**Task requirements**
Go through the entries below and copy each line containing the word "accounts".
○ ○ ○ ○
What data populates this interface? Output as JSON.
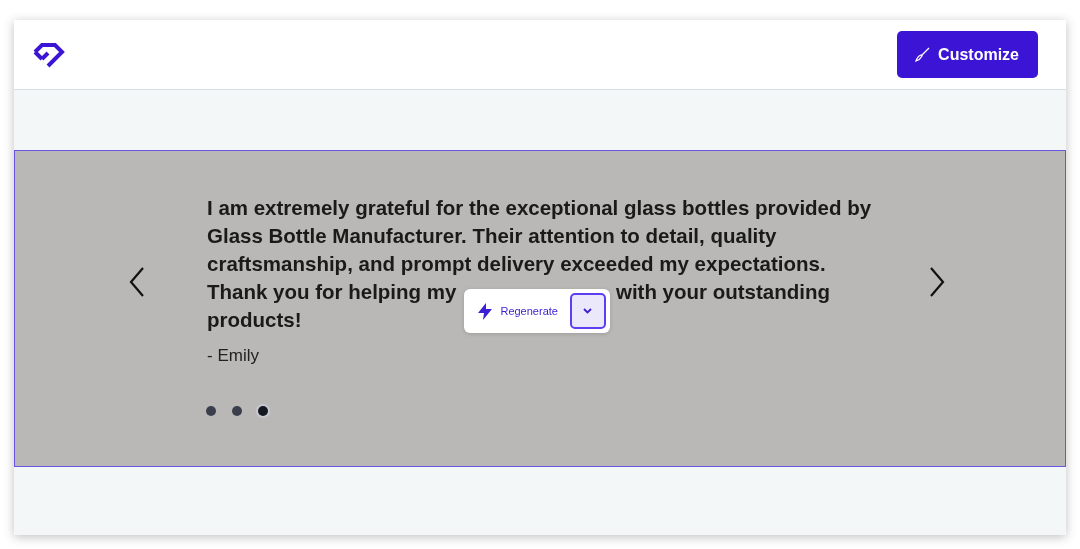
{
  "header": {
    "button": "Customize"
  },
  "testimonial": {
    "lines_above": [
      "I am extremely grateful for the exceptional glass bottles provided by",
      "Glass Bottle Manufacturer. Their attention to detail, quality",
      "craftsmanship, and prompt delivery exceeded my expectations."
    ],
    "line_start": "Thank you for helping my",
    "line_end": "with your outstanding",
    "lines_below": [
      "products!"
    ],
    "author": "- Emily",
    "dots": [
      {
        "selected": false
      },
      {
        "selected": false
      },
      {
        "selected": true
      }
    ]
  },
  "popup": {
    "button": "Regenerate"
  }
}
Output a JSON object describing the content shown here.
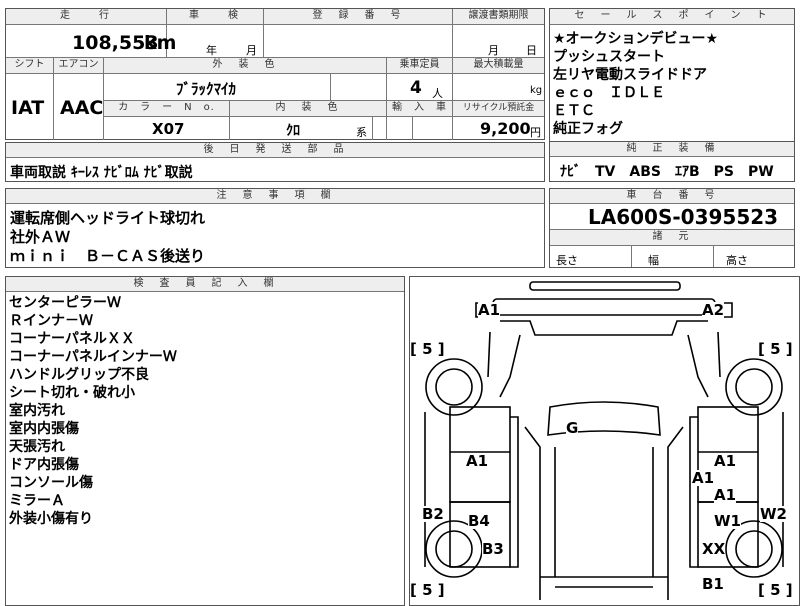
{
  "top": {
    "h_mileage": "走　　行",
    "h_inspection": "車　　検",
    "h_registration": "登　録　番　号",
    "h_transfer": "譲渡書類期限",
    "h_shift": "シフト",
    "h_aircon": "エアコン",
    "h_exterior": "外　装　色",
    "h_capacity": "乗車定員",
    "h_load": "最大積載量",
    "h_color_no": "カ　ラ　ー　N　o.",
    "h_interior": "内　装　色",
    "h_import": "輸　入　車",
    "h_recycle": "リサイクル預託金",
    "mileage": "108,553",
    "mileage_unit": "km",
    "insp_year": "年",
    "insp_month": "月",
    "transfer_month": "月",
    "transfer_day": "日",
    "shift": "IAT",
    "aircon": "AAC",
    "exterior_color": "ﾌﾞﾗｯｸﾏｲｶ",
    "capacity": "4",
    "capacity_unit": "人",
    "load_unit": "kg",
    "color_no": "X07",
    "interior_color": "ｸﾛ",
    "interior_suffix": "系",
    "recycle": "9,200",
    "recycle_unit": "円"
  },
  "accessories": {
    "header": "後　日　発　送　部　品",
    "text": "車両取説 ｷｰﾚｽ ﾅﾋﾞﾛﾑ ﾅﾋﾞ取説"
  },
  "notes": {
    "header": "注　意　事　項　欄",
    "lines": [
      "運転席側ヘッドライト球切れ",
      "社外ＡＷ",
      "ｍｉｎｉ　Ｂ－ＣＡＳ後送り"
    ]
  },
  "inspector": {
    "header": "検　査　員　記　入　欄",
    "lines": [
      "センターピラーＷ",
      "Ｒインナ－Ｗ",
      "コーナーパネルＸＸ",
      "コーナーパネルインナーＷ",
      "ハンドルグリップ不良",
      "シート切れ・破れ小",
      "室内汚れ",
      "室内内張傷",
      "天張汚れ",
      "ドア内張傷",
      "コンソール傷",
      "ミラーＡ",
      "外装小傷有り"
    ]
  },
  "sales": {
    "header": "セ　ー　ル　ス　ポ　イ　ン　ト",
    "lines": [
      "★オークションデビュー★",
      "プッシュスタート",
      "左リヤ電動スライドドア",
      "ｅｃｏ　ＩＤＬＥ",
      "ＥＴＣ",
      "純正フォグ"
    ]
  },
  "equipment": {
    "header": "純　正　装　備",
    "text": "ﾅﾋﾞ　TV　ABS　ｴｱB　PS　PW"
  },
  "chassis": {
    "header": "車　台　番　号",
    "value": "LA600S-0395523"
  },
  "dimensions": {
    "header": "諸　元",
    "length": "長さ",
    "width": "幅",
    "height": "高さ"
  },
  "diagram": {
    "a1_front_left": "A1",
    "a2_front_right": "A2",
    "tire_fl": "[ 5 ]",
    "tire_fr": "[ 5 ]",
    "tire_rl": "[ 5 ]",
    "tire_rr": "[ 5 ]",
    "g_windshield": "G",
    "a1_left_door": "A1",
    "a1_right_door_upper": "A1",
    "a1_right_pillar": "A1",
    "a1_right_door_lower": "A1",
    "b2_left": "B2",
    "b4_left": "B4",
    "w1_right": "W1",
    "w2_right": "W2",
    "b3_left": "B3",
    "xx_right": "XX",
    "b1_right": "B1"
  }
}
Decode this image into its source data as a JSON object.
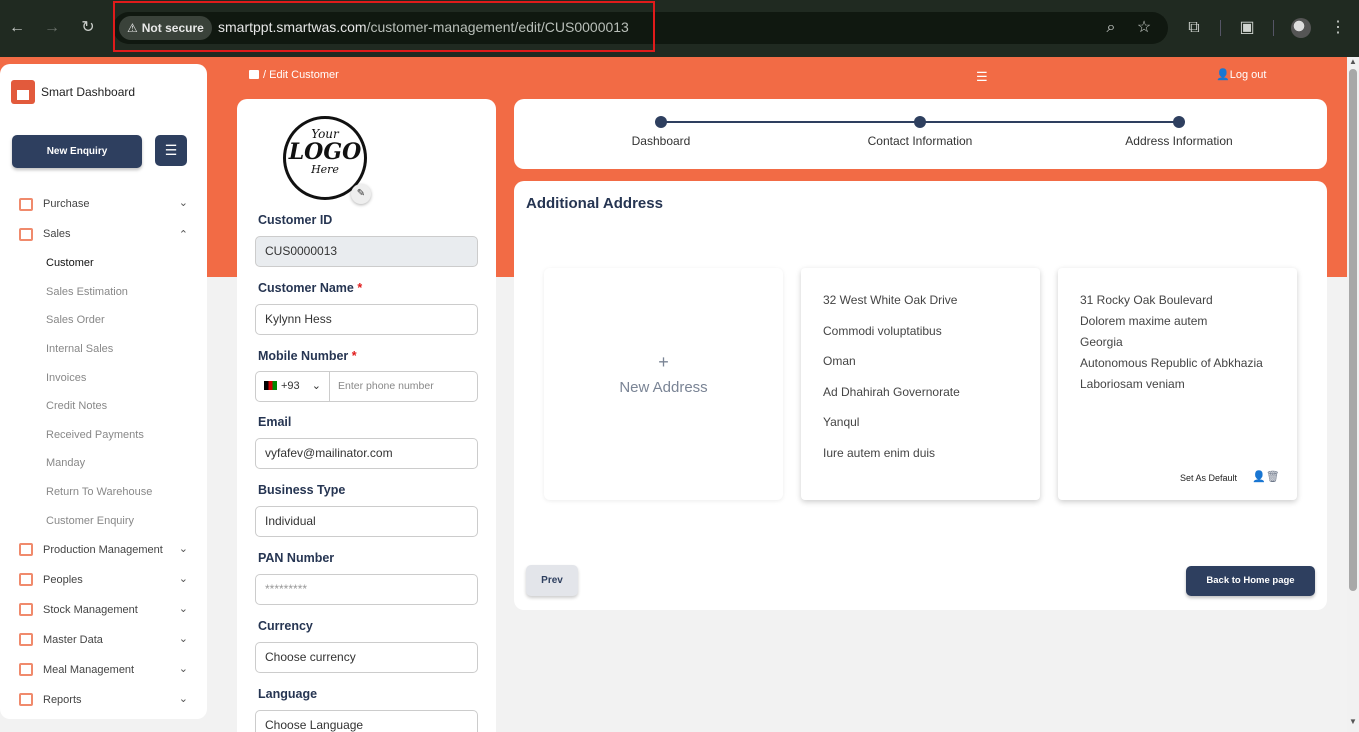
{
  "browser": {
    "not_secure_label": "Not secure",
    "url_domain": "smartppt.smartwas.com",
    "url_path": "/customer-management/edit/CUS0000013"
  },
  "sidebar": {
    "brand": "Smart Dashboard",
    "new_enquiry_label": "New Enquiry",
    "items": [
      {
        "label": "Purchase",
        "expanded": false
      },
      {
        "label": "Sales",
        "expanded": true
      }
    ],
    "sales_subitems": [
      "Customer",
      "Sales Estimation",
      "Sales Order",
      "Internal Sales",
      "Invoices",
      "Credit Notes",
      "Received Payments",
      "Manday",
      "Return To Warehouse",
      "Customer Enquiry"
    ],
    "active_subitem": "Customer",
    "more_items": [
      "Production Management",
      "Peoples",
      "Stock Management",
      "Master Data",
      "Meal Management",
      "Reports"
    ]
  },
  "header": {
    "breadcrumb": "/ Edit Customer",
    "logout_label": "Log out"
  },
  "form": {
    "logo_lines": [
      "Your",
      "LOGO",
      "Here"
    ],
    "customer_id_label": "Customer ID",
    "customer_id_value": "CUS0000013",
    "customer_name_label": "Customer Name",
    "customer_name_value": "Kylynn Hess",
    "mobile_label": "Mobile Number",
    "phone_code": "+93",
    "phone_placeholder": "Enter phone number",
    "email_label": "Email",
    "email_value": "vyfafev@mailinator.com",
    "business_type_label": "Business Type",
    "business_type_value": "Individual",
    "pan_label": "PAN Number",
    "pan_value": "*********",
    "currency_label": "Currency",
    "currency_value": "Choose currency",
    "language_label": "Language",
    "language_value": "Choose Language",
    "required_mark": "*"
  },
  "stepper": {
    "steps": [
      "Dashboard",
      "Contact Information",
      "Address Information"
    ]
  },
  "address": {
    "title": "Additional Address",
    "new_address_plus": "+",
    "new_address_label": "New Address",
    "address1": [
      "32 West White Oak Drive",
      "Commodi voluptatibus",
      "Oman",
      "Ad Dhahirah Governorate",
      "Yanqul",
      "Iure autem enim duis"
    ],
    "address2": [
      "31 Rocky Oak Boulevard",
      "Dolorem maxime autem",
      "Georgia",
      "Autonomous Republic of Abkhazia",
      "Laboriosam veniam"
    ],
    "set_default_label": "Set As Default",
    "prev_label": "Prev",
    "back_home_label": "Back to Home page"
  },
  "colors": {
    "accent": "#f26b45",
    "primary": "#2e3f5f"
  }
}
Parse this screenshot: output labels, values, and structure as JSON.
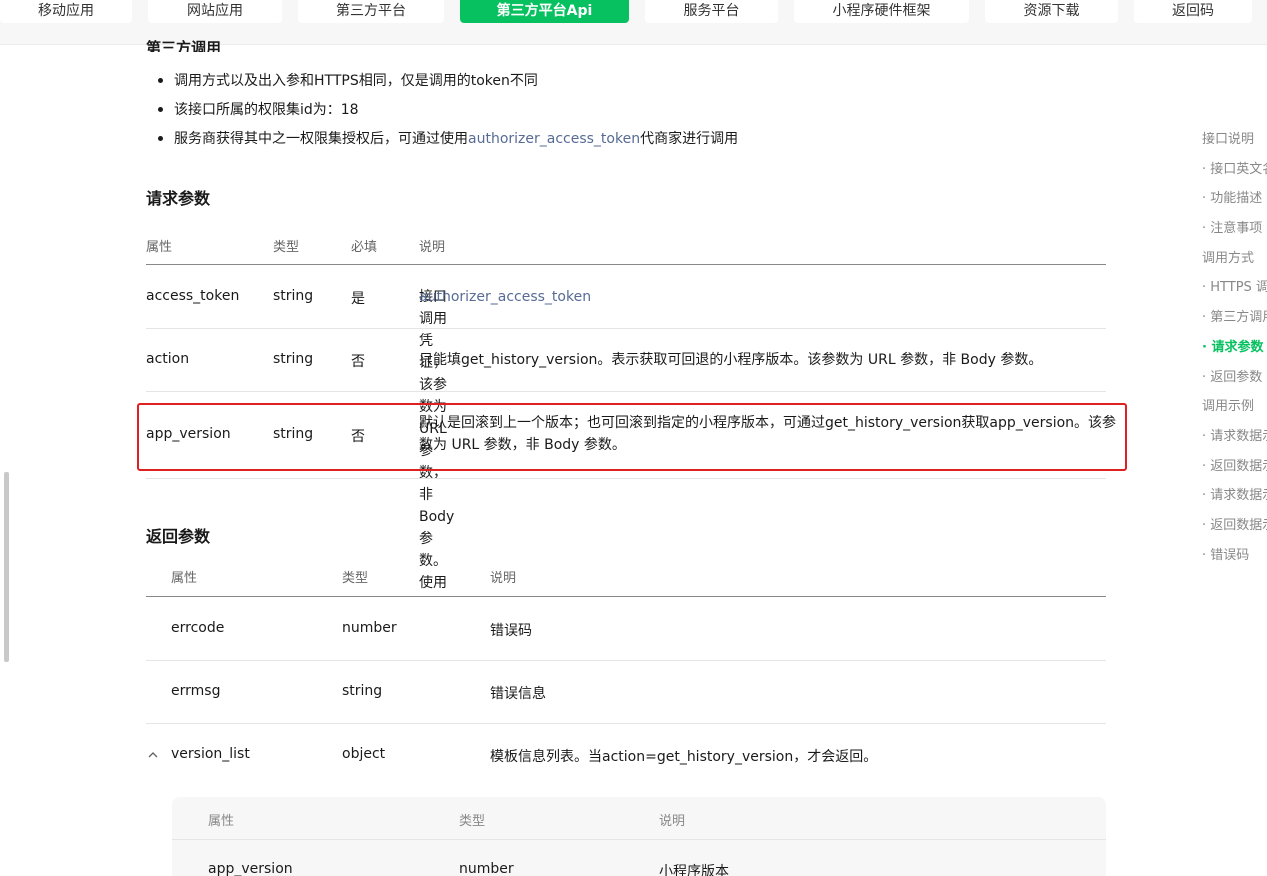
{
  "nav": {
    "tabs": [
      {
        "label": "移动应用"
      },
      {
        "label": "网站应用"
      },
      {
        "label": "第三方平台"
      },
      {
        "label": "第三方平台Api"
      },
      {
        "label": "服务平台"
      },
      {
        "label": "小程序硬件框架"
      },
      {
        "label": "资源下载"
      },
      {
        "label": "返回码"
      }
    ]
  },
  "section_top": {
    "title": "第三方调用",
    "bullets": [
      {
        "text": "调用方式以及出入参和HTTPS相同，仅是调用的token不同"
      },
      {
        "text": "该接口所属的权限集id为：18"
      },
      {
        "text_before": "服务商获得其中之一权限集授权后，可通过使用",
        "link": "authorizer_access_token",
        "text_after": "代商家进行调用"
      }
    ]
  },
  "request_params": {
    "title": "请求参数",
    "headers": {
      "name": "属性",
      "type": "类型",
      "required": "必填",
      "desc": "说明"
    },
    "rows": [
      {
        "name": "access_token",
        "type": "string",
        "required": "是",
        "desc": "接口调用凭证，该参数为 URL 参数，非 Body 参数。使用",
        "desc_link": "authorizer_access_token"
      },
      {
        "name": "action",
        "type": "string",
        "required": "否",
        "desc": "只能填get_history_version。表示获取可回退的小程序版本。该参数为 URL 参数，非 Body 参数。"
      },
      {
        "name": "app_version",
        "type": "string",
        "required": "否",
        "desc_line1": "默认是回滚到上一个版本；也可回滚到指定的小程序版本，可通过get_history_version获取app_version。该参",
        "desc_line2": "数为 URL 参数，非 Body 参数。"
      }
    ]
  },
  "return_params": {
    "title": "返回参数",
    "headers": {
      "name": "属性",
      "type": "类型",
      "desc": "说明"
    },
    "rows": [
      {
        "name": "errcode",
        "type": "number",
        "desc": "错误码"
      },
      {
        "name": "errmsg",
        "type": "string",
        "desc": "错误信息"
      },
      {
        "name": "version_list",
        "type": "object",
        "desc": "模板信息列表。当action=get_history_version，才会返回。",
        "expand_icon": "chevron-up-icon"
      }
    ],
    "sub": {
      "headers": {
        "name": "属性",
        "type": "类型",
        "desc": "说明"
      },
      "rows": [
        {
          "name": "app_version",
          "type": "number",
          "desc": "小程序版本"
        }
      ]
    }
  },
  "toc": {
    "items": [
      {
        "label": "接口说明"
      },
      {
        "label": "· 接口英文名"
      },
      {
        "label": "· 功能描述"
      },
      {
        "label": "· 注意事项"
      },
      {
        "label": "调用方式"
      },
      {
        "label": "· HTTPS 调用"
      },
      {
        "label": "· 第三方调用"
      },
      {
        "label": "· 请求参数"
      },
      {
        "label": "· 返回参数"
      },
      {
        "label": "调用示例"
      },
      {
        "label": "· 请求数据示例"
      },
      {
        "label": "· 返回数据示例"
      },
      {
        "label": "· 请求数据示例"
      },
      {
        "label": "· 返回数据示例"
      },
      {
        "label": "· 错误码"
      }
    ],
    "active_index": 7
  },
  "colors": {
    "accent": "#07c160",
    "link": "#576b95",
    "highlight_border": "#e02020"
  }
}
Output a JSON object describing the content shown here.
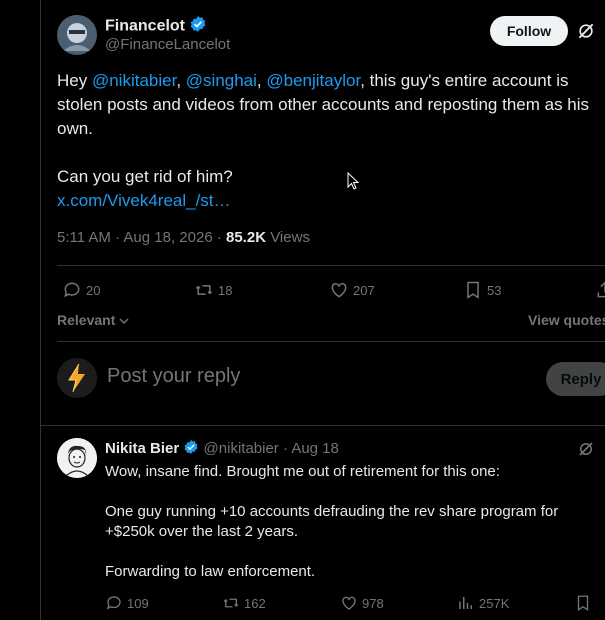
{
  "tweet": {
    "author_name": "Financelot",
    "author_handle": "@FinanceLancelot",
    "follow_label": "Follow",
    "text_hey": "Hey ",
    "mention1": "@nikitabier",
    "comma1": ", ",
    "mention2": "@singhai",
    "comma2": ", ",
    "mention3": "@benjitaylor",
    "text_line1_rest": ", this guy's entire account is",
    "text_line2": "stolen posts and videos from other accounts and reposting them as his",
    "text_line3": "own.",
    "text_line4": "Can you get rid of him?",
    "link": "x.com/Vivek4real_/st…",
    "timestamp": "5:11 AM · Aug 18, 2026 · ",
    "views_count": "85.2K",
    "views_label": " Views",
    "actions": {
      "replies": "20",
      "reposts": "18",
      "likes": "207",
      "bookmarks": "53"
    },
    "sort_label": "Relevant",
    "view_quotes_label": "View quotes"
  },
  "composer": {
    "placeholder": "Post your reply",
    "reply_label": "Reply"
  },
  "reply": {
    "author_name": "Nikita Bier",
    "author_handle": "@nikitabier",
    "date": " · Aug 18",
    "para1": "Wow, insane find.  Brought me out of retirement for this one:",
    "para2": "One guy running +10 accounts defrauding the rev share program for +$250k over the last 2 years.",
    "para3": "Forwarding to law enforcement.",
    "actions": {
      "replies": "109",
      "reposts": "162",
      "likes": "978",
      "views": "257K"
    }
  },
  "colors": {
    "accent": "#1d9bf0",
    "background": "#000000",
    "text": "#e7e9ea",
    "muted": "#71767b",
    "divider": "#2f3336"
  }
}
○ ○ ○ ○
**The reply**
    "text_line2": "stolen posts and videos from other accounts and reposting them as his",
    "para2": "One guy running +10 accounts defrauding the rev share program for +$250k over the last 2 years.",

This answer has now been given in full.